### [Exercise prompt]
Copy out the entries in full and with complete accuracy; pictures are excluded.

### [Record set]

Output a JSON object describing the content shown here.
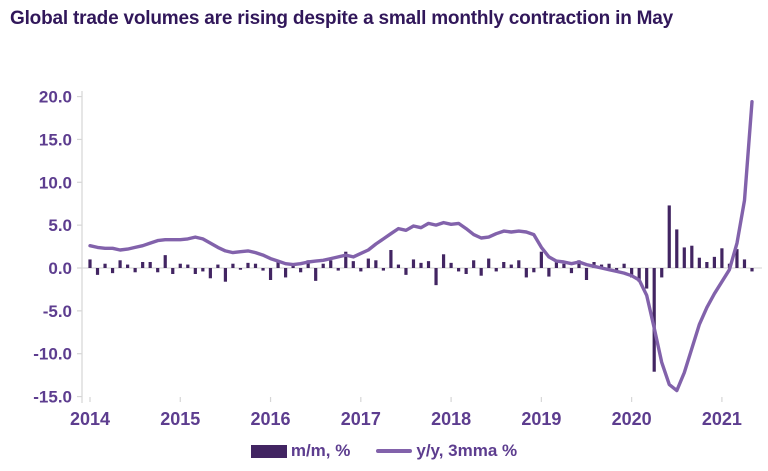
{
  "title": "Global trade volumes are rising despite a small monthly contraction in May",
  "legend": [
    {
      "label": "m/m, %",
      "swatch": "bar"
    },
    {
      "label": "y/y, 3mma %",
      "swatch": "line"
    }
  ],
  "colors": {
    "title_text": "#31175a",
    "axis_text": "#5d3d8f",
    "bar": "#422562",
    "line": "#8262ab",
    "axis_line": "#d6d6d6",
    "zero_line": "#dcdcdc",
    "background": "#ffffff"
  },
  "chart_data": {
    "type": "bar",
    "subtype": "bar+line combo, monthly series",
    "x_start": "2014-01",
    "x_end": "2021-05",
    "x_tick_labels": [
      "2014",
      "2015",
      "2016",
      "2017",
      "2018",
      "2019",
      "2020",
      "2021"
    ],
    "y_ticks": [
      20.0,
      15.0,
      10.0,
      5.0,
      0.0,
      -5.0,
      -10.0,
      -15.0
    ],
    "ylim": [
      -15.0,
      20.0
    ],
    "grid": "y-axis line with ticks at left, faint zero line, no other gridlines",
    "legend_position": "bottom center",
    "series": [
      {
        "name": "m/m, %",
        "type": "bar",
        "color": "#422562",
        "values": [
          1.0,
          -0.8,
          0.5,
          -0.6,
          0.9,
          0.4,
          -0.5,
          0.7,
          0.7,
          -0.5,
          1.5,
          -0.7,
          0.5,
          0.4,
          -0.7,
          -0.4,
          -1.2,
          0.4,
          -1.6,
          0.5,
          -0.2,
          0.6,
          0.5,
          -0.3,
          -1.4,
          0.9,
          -1.1,
          0.5,
          -0.5,
          0.9,
          -1.5,
          0.5,
          0.9,
          -0.3,
          1.9,
          0.8,
          -0.4,
          1.1,
          0.9,
          -0.3,
          2.1,
          0.4,
          -0.8,
          1.0,
          0.6,
          0.8,
          -2.0,
          1.6,
          0.6,
          -0.4,
          -0.7,
          0.9,
          -0.9,
          1.1,
          -0.4,
          0.7,
          0.4,
          0.9,
          -1.1,
          -0.5,
          1.9,
          -1.0,
          0.8,
          0.5,
          -0.6,
          0.9,
          -1.4,
          0.7,
          0.4,
          0.5,
          -0.4,
          0.5,
          -1.1,
          -1.6,
          -2.4,
          -12.1,
          -1.1,
          7.3,
          4.5,
          2.4,
          2.6,
          1.2,
          0.7,
          1.3,
          2.3,
          0.5,
          2.2,
          1.0,
          -0.4
        ]
      },
      {
        "name": "y/y, 3mma %",
        "type": "line",
        "color": "#8262ab",
        "values": [
          2.6,
          2.4,
          2.3,
          2.3,
          2.1,
          2.2,
          2.4,
          2.6,
          2.9,
          3.2,
          3.3,
          3.3,
          3.3,
          3.4,
          3.6,
          3.4,
          2.9,
          2.4,
          2.0,
          1.8,
          1.9,
          2.0,
          1.8,
          1.5,
          1.1,
          0.8,
          0.5,
          0.4,
          0.5,
          0.7,
          0.8,
          0.9,
          1.1,
          1.3,
          1.5,
          1.3,
          1.7,
          2.1,
          2.8,
          3.4,
          4.0,
          4.6,
          4.4,
          4.9,
          4.7,
          5.2,
          5.0,
          5.3,
          5.1,
          5.2,
          4.6,
          3.9,
          3.5,
          3.6,
          4.0,
          4.3,
          4.2,
          4.3,
          4.2,
          3.9,
          2.4,
          1.3,
          0.8,
          0.7,
          0.5,
          0.7,
          0.4,
          0.2,
          0.0,
          -0.2,
          -0.4,
          -0.6,
          -0.9,
          -1.4,
          -3.2,
          -7.0,
          -11.0,
          -13.6,
          -14.3,
          -12.2,
          -9.4,
          -6.6,
          -4.6,
          -3.0,
          -1.6,
          -0.2,
          2.9,
          7.9,
          19.4
        ]
      }
    ]
  }
}
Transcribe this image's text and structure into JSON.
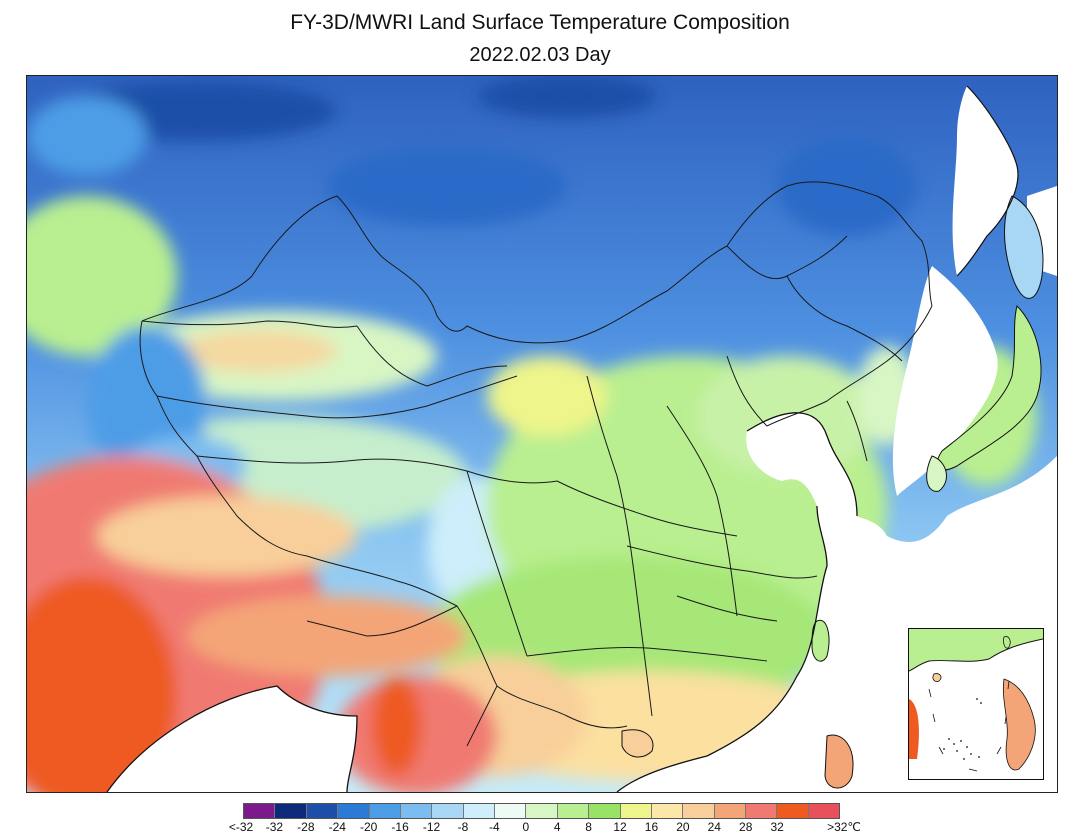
{
  "title": "FY-3D/MWRI Land Surface Temperature Composition",
  "subtitle": "2022.02.03 Day",
  "legend": {
    "unit": "℃",
    "colors": [
      "#7b1a8a",
      "#0d2a7a",
      "#1e4fa8",
      "#2b7ad6",
      "#4d9de6",
      "#7cbcf0",
      "#a8d6f5",
      "#cdeefa",
      "#eefaf4",
      "#d8f6c4",
      "#b9ef90",
      "#98e266",
      "#eef58a",
      "#fbe8a8",
      "#f8cf9a",
      "#f4a577",
      "#f07a72",
      "#ee5a20",
      "#e8505a"
    ],
    "labels": [
      "<-32",
      "-32",
      "-28",
      "-24",
      "-20",
      "-16",
      "-12",
      "-8",
      "-4",
      "0",
      "4",
      "8",
      "12",
      "16",
      "20",
      "24",
      "28",
      "32",
      ">32℃"
    ]
  }
}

### [Task result]
Output a JSON object describing the content shown here.
{
  "title": "Global trade volumes are rising despite a small monthly contraction in May",
  "legend": [
    {
      "label": "m/m, %",
      "swatch": "bar"
    },
    {
      "label": "y/y, 3mma %",
      "swatch": "line"
    }
  ],
  "colors": {
    "title_text": "#31175a",
    "axis_text": "#5d3d8f",
    "bar": "#422562",
    "line": "#8262ab",
    "axis_line": "#d6d6d6",
    "zero_line": "#dcdcdc",
    "background": "#ffffff"
  },
  "chart_data": {
    "type": "bar",
    "subtype": "bar+line combo, monthly series",
    "x_start": "2014-01",
    "x_end": "2021-05",
    "x_tick_labels": [
      "2014",
      "2015",
      "2016",
      "2017",
      "2018",
      "2019",
      "2020",
      "2021"
    ],
    "y_ticks": [
      20.0,
      15.0,
      10.0,
      5.0,
      0.0,
      -5.0,
      -10.0,
      -15.0
    ],
    "ylim": [
      -15.0,
      20.0
    ],
    "grid": "y-axis line with ticks at left, faint zero line, no other gridlines",
    "legend_position": "bottom center",
    "series": [
      {
        "name": "m/m, %",
        "type": "bar",
        "color": "#422562",
        "values": [
          1.0,
          -0.8,
          0.5,
          -0.6,
          0.9,
          0.4,
          -0.5,
          0.7,
          0.7,
          -0.5,
          1.5,
          -0.7,
          0.5,
          0.4,
          -0.7,
          -0.4,
          -1.2,
          0.4,
          -1.6,
          0.5,
          -0.2,
          0.6,
          0.5,
          -0.3,
          -1.4,
          0.9,
          -1.1,
          0.5,
          -0.5,
          0.9,
          -1.5,
          0.5,
          0.9,
          -0.3,
          1.9,
          0.8,
          -0.4,
          1.1,
          0.9,
          -0.3,
          2.1,
          0.4,
          -0.8,
          1.0,
          0.6,
          0.8,
          -2.0,
          1.6,
          0.6,
          -0.4,
          -0.7,
          0.9,
          -0.9,
          1.1,
          -0.4,
          0.7,
          0.4,
          0.9,
          -1.1,
          -0.5,
          1.9,
          -1.0,
          0.8,
          0.5,
          -0.6,
          0.9,
          -1.4,
          0.7,
          0.4,
          0.5,
          -0.4,
          0.5,
          -1.1,
          -1.6,
          -2.4,
          -12.1,
          -1.1,
          7.3,
          4.5,
          2.4,
          2.6,
          1.2,
          0.7,
          1.3,
          2.3,
          0.5,
          2.2,
          1.0,
          -0.4
        ]
      },
      {
        "name": "y/y, 3mma %",
        "type": "line",
        "color": "#8262ab",
        "values": [
          2.6,
          2.4,
          2.3,
          2.3,
          2.1,
          2.2,
          2.4,
          2.6,
          2.9,
          3.2,
          3.3,
          3.3,
          3.3,
          3.4,
          3.6,
          3.4,
          2.9,
          2.4,
          2.0,
          1.8,
          1.9,
          2.0,
          1.8,
          1.5,
          1.1,
          0.8,
          0.5,
          0.4,
          0.5,
          0.7,
          0.8,
          0.9,
          1.1,
          1.3,
          1.5,
          1.3,
          1.7,
          2.1,
          2.8,
          3.4,
          4.0,
          4.6,
          4.4,
          4.9,
          4.7,
          5.2,
          5.0,
          5.3,
          5.1,
          5.2,
          4.6,
          3.9,
          3.5,
          3.6,
          4.0,
          4.3,
          4.2,
          4.3,
          4.2,
          3.9,
          2.4,
          1.3,
          0.8,
          0.7,
          0.5,
          0.7,
          0.4,
          0.2,
          0.0,
          -0.2,
          -0.4,
          -0.6,
          -0.9,
          -1.4,
          -3.2,
          -7.0,
          -11.0,
          -13.6,
          -14.3,
          -12.2,
          -9.4,
          -6.6,
          -4.6,
          -3.0,
          -1.6,
          -0.2,
          2.9,
          7.9,
          19.4
        ]
      }
    ]
  }
}
Transcribe this image's text and structure into JSON.
{
  "title": "FY-3D/MWRI Land Surface Temperature Composition",
  "subtitle": "2022.02.03 Day",
  "legend": {
    "unit": "℃",
    "colors": [
      "#7b1a8a",
      "#0d2a7a",
      "#1e4fa8",
      "#2b7ad6",
      "#4d9de6",
      "#7cbcf0",
      "#a8d6f5",
      "#cdeefa",
      "#eefaf4",
      "#d8f6c4",
      "#b9ef90",
      "#98e266",
      "#eef58a",
      "#fbe8a8",
      "#f8cf9a",
      "#f4a577",
      "#f07a72",
      "#ee5a20",
      "#e8505a"
    ],
    "labels": [
      "<-32",
      "-32",
      "-28",
      "-24",
      "-20",
      "-16",
      "-12",
      "-8",
      "-4",
      "0",
      "4",
      "8",
      "12",
      "16",
      "20",
      "24",
      "28",
      "32",
      ">32℃"
    ]
  }
}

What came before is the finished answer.